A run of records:
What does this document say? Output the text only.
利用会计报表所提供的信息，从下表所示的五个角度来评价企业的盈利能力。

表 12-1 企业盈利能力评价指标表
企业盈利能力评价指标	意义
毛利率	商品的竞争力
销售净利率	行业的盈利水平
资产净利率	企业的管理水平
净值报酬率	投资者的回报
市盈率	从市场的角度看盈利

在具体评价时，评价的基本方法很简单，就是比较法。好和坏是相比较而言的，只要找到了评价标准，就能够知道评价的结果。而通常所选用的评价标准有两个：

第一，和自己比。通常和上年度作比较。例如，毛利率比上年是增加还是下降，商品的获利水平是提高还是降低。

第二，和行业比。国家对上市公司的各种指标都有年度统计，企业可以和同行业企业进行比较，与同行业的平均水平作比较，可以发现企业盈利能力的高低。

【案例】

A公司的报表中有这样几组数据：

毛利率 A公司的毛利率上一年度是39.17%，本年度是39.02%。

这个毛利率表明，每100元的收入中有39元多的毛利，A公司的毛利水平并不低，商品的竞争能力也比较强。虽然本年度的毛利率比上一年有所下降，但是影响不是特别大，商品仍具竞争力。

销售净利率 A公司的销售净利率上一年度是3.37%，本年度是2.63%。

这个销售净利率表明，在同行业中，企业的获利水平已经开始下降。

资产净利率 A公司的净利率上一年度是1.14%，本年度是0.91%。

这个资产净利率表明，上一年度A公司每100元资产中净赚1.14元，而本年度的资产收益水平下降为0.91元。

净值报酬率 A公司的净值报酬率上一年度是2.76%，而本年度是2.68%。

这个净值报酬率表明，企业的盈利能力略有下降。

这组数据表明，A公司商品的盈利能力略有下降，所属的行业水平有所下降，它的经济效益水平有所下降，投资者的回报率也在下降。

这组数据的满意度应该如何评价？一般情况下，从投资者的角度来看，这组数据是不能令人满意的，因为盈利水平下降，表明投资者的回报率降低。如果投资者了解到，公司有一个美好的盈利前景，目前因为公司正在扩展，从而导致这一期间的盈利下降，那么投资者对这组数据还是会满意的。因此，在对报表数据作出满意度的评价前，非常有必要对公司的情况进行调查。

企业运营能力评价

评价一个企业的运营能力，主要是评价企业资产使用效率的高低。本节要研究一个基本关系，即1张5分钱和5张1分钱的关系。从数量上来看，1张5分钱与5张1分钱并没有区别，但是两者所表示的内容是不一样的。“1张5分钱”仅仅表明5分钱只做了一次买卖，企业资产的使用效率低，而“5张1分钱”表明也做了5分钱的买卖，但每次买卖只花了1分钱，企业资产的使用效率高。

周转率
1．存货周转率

=== WHAT YOU ARE ASKED TO DO ===
Retype every record above exactly as it appears.

=== RESPONSE ===
What does this document say? Output the text only.
利用会计报表所提供的信息，从下表所示的五个角度来评价企业的盈利能力。

表 12-1 企业盈利能力评价指标表
企业盈利能力评价指标	意义
毛利率	商品的竞争力
销售净利率	行业的盈利水平
资产净利率	企业的管理水平
净值报酬率	投资者的回报
市盈率	从市场的角度看盈利

在具体评价时，评价的基本方法很简单，就是比较法。好和坏是相比较而言的，只要找到了评价标准，就能够知道评价的结果。而通常所选用的评价标准有两个：

第一，和自己比。通常和上年度作比较。例如，毛利率比上年是增加还是下降，商品的获利水平是提高还是降低。

第二，和行业比。国家对上市公司的各种指标都有年度统计，企业可以和同行业企业进行比较，与同行业的平均水平作比较，可以发现企业盈利能力的高低。

【案例】

A公司的报表中有这样几组数据：

毛利率 A公司的毛利率上一年度是39.17%，本年度是39.02%。

这个毛利率表明，每100元的收入中有39元多的毛利，A公司的毛利水平并不低，商品的竞争能力也比较强。虽然本年度的毛利率比上一年有所下降，但是影响不是特别大，商品仍具竞争力。

销售净利率 A公司的销售净利率上一年度是3.37%，本年度是2.63%。

这个销售净利率表明，在同行业中，企业的获利水平已经开始下降。

资产净利率 A公司的净利率上一年度是1.14%，本年度是0.91%。

这个资产净利率表明，上一年度A公司每100元资产中净赚1.14元，而本年度的资产收益水平下降为0.91元。

净值报酬率 A公司的净值报酬率上一年度是2.76%，而本年度是2.68%。

这个净值报酬率表明，企业的盈利能力略有下降。

这组数据表明，A公司商品的盈利能力略有下降，所属的行业水平有所下降，它的经济效益水平有所下降，投资者的回报率也在下降。

这组数据的满意度应该如何评价？一般情况下，从投资者的角度来看，这组数据是不能令人满意的，因为盈利水平下降，表明投资者的回报率降低。如果投资者了解到，公司有一个美好的盈利前景，目前因为公司正在扩展，从而导致这一期间的盈利下降，那么投资者对这组数据还是会满意的。因此，在对报表数据作出满意度的评价前，非常有必要对公司的情况进行调查。

企业运营能力评价

评价一个企业的运营能力，主要是评价企业资产使用效率的高低。本节要研究一个基本关系，即1张5分钱和5张1分钱的关系。从数量上来看，1张5分钱与5张1分钱并没有区别，但是两者所表示的内容是不一样的。“1张5分钱”仅仅表明5分钱只做了一次买卖，企业资产的使用效率低，而“5张1分钱”表明也做了5分钱的买卖，但每次买卖只花了1分钱，企业资产的使用效率高。

周转率
1．存货周转率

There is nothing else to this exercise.